_Page extract_
==*==

MySQL vs PostgreSQL sort order

2015-02-01 1 min read

    At TripleLift, we have a migrations job that copies aggregate data from Redshift to MySQL so it can be accessed along the rest of the transactional data. As part of a test, I tried comparing that the data matched exactly but ran into an issue when exporting the data to select. Namely, to make the comparison as simple as possible I wanted to run the same select query in both tables and compare the results. Unfortunately, the sort order between MySQL and PostgreSQL (what Redshift is based on) acts differently for text fields. PostgreSQL takes case into account while MySQL does not. This has an especially weird results when you have values that contain characters with an ASCII code between the lower and upper case letters: []^-`. It took some research but I discovered that MySQL provides an option to do a case sensitive sort - just add a “BINARY” option before the field name.

==*==

_Data to examine_
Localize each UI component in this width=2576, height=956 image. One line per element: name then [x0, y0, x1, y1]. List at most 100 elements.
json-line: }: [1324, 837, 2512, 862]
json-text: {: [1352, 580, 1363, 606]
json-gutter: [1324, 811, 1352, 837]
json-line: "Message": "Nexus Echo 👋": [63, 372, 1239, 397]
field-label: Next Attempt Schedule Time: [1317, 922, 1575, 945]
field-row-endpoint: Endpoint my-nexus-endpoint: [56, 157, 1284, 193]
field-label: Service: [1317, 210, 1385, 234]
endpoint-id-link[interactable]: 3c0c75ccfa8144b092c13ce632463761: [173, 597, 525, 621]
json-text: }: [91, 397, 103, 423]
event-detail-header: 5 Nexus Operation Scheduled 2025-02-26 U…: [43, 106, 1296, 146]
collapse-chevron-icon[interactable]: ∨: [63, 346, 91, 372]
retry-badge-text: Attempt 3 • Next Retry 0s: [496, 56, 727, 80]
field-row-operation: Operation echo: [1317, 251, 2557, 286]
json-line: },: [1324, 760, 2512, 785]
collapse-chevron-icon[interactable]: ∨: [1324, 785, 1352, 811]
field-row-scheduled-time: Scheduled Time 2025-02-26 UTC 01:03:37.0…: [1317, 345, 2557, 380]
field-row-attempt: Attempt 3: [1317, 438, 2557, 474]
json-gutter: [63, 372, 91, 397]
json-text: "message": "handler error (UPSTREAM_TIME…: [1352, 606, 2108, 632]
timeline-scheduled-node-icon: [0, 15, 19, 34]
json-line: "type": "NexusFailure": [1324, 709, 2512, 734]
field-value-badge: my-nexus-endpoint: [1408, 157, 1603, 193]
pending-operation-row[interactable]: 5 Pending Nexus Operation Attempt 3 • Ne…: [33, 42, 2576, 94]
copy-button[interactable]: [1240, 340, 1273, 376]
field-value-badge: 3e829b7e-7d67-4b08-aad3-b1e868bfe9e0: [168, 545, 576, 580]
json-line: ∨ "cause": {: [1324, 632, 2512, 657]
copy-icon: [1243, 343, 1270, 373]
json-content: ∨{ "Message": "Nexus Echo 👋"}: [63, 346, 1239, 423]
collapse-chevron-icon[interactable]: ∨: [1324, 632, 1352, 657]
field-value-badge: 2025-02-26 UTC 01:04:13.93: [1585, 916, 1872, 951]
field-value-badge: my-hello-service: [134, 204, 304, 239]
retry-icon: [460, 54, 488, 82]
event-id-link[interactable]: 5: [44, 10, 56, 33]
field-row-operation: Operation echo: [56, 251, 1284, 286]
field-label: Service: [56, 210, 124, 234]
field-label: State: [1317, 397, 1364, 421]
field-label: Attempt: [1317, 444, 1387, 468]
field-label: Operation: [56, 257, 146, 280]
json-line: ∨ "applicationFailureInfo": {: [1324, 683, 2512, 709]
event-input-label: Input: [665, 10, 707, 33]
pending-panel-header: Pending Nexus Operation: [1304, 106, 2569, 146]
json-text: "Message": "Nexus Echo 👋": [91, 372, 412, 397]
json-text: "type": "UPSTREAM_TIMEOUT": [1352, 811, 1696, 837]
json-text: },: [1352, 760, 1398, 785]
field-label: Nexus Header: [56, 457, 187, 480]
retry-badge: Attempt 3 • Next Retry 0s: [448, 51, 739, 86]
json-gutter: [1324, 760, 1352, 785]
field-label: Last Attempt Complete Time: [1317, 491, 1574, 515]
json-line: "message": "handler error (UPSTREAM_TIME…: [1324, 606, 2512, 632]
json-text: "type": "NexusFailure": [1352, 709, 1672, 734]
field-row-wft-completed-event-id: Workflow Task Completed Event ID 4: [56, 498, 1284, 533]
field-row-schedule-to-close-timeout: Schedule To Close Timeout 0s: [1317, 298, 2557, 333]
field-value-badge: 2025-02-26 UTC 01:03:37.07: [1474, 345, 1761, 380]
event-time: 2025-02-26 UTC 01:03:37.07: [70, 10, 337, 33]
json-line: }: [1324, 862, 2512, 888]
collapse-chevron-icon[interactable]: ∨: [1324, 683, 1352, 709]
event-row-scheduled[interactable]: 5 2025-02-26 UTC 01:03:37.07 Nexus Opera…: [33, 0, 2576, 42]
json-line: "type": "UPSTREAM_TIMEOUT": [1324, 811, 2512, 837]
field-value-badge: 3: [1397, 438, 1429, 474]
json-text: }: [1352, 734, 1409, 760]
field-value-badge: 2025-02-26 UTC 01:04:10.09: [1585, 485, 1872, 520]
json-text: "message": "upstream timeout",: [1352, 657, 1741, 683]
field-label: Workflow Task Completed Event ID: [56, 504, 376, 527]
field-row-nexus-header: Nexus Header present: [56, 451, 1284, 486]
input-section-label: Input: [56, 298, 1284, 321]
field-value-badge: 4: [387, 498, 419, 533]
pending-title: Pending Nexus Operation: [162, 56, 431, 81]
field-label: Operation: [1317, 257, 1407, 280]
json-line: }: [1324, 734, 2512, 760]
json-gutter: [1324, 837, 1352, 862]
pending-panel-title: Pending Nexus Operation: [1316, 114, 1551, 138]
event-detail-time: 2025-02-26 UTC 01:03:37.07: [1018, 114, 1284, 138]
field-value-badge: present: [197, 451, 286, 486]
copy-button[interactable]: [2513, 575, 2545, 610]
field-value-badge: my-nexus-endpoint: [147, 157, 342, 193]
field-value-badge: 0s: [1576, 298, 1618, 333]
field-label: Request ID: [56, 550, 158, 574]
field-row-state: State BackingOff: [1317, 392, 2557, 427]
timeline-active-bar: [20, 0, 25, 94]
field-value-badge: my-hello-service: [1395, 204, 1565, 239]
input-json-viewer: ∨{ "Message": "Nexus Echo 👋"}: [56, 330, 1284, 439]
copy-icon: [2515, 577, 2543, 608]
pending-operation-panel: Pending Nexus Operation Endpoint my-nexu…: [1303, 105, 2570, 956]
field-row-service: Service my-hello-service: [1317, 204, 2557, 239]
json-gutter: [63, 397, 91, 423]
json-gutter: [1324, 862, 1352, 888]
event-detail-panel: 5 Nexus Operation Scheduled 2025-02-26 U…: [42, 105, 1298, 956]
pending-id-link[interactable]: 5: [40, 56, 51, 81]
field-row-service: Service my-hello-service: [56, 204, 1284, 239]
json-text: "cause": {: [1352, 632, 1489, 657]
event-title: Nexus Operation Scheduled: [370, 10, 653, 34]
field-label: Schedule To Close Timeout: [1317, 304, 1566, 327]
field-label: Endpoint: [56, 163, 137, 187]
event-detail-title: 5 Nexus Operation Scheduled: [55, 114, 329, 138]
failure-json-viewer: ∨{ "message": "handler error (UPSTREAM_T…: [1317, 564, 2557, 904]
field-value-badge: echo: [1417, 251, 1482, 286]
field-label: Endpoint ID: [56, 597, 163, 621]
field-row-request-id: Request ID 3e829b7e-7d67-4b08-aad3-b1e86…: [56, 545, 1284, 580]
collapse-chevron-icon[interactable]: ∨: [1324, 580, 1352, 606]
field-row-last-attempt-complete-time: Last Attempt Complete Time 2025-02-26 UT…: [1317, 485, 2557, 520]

==*==

_Activity 1_
Reproduce word for word the passage of the sort-order post between "At TripleLift, we" and "the field name.", inclusive.
_Activity 2_
In the post on MySQL and PostgreSQL sort order, why did running the same select query on both databases fail to give a simple comparison? Answer in one to three sentences.
Draw only on the sort-order post, not on the material.

_Answer space 1_
At TripleLift, we have a migrations job that copies aggregate data from Redshift to MySQL so it can be accessed along the rest of the transactional data. As part of a test, I tried comparing that the data matched exactly but ran into an issue when exporting the data to select. Namely, to make the comparison as simple as possible I wanted to run the same select query in both tables and compare the results. Unfortunately, the sort order between MySQL and PostgreSQL (what Redshift is based on) acts differently for text fields. PostgreSQL takes case into account while MySQL does not. This has an especially weird results when you have values that contain characters with an ASCII code between the lower and upper case letters: []^-`. It took some research but I discovered that MySQL provides an option to do a case sensitive sort - just add a “BINARY” option before the field name.

_Answer space 2_
The two systems sort text fields differently. PostgreSQL, on which Redshift is based, takes case into account, and MySQL does not. The results are especially odd for values containing characters whose ASCII codes fall between the lowercase and uppercase letters.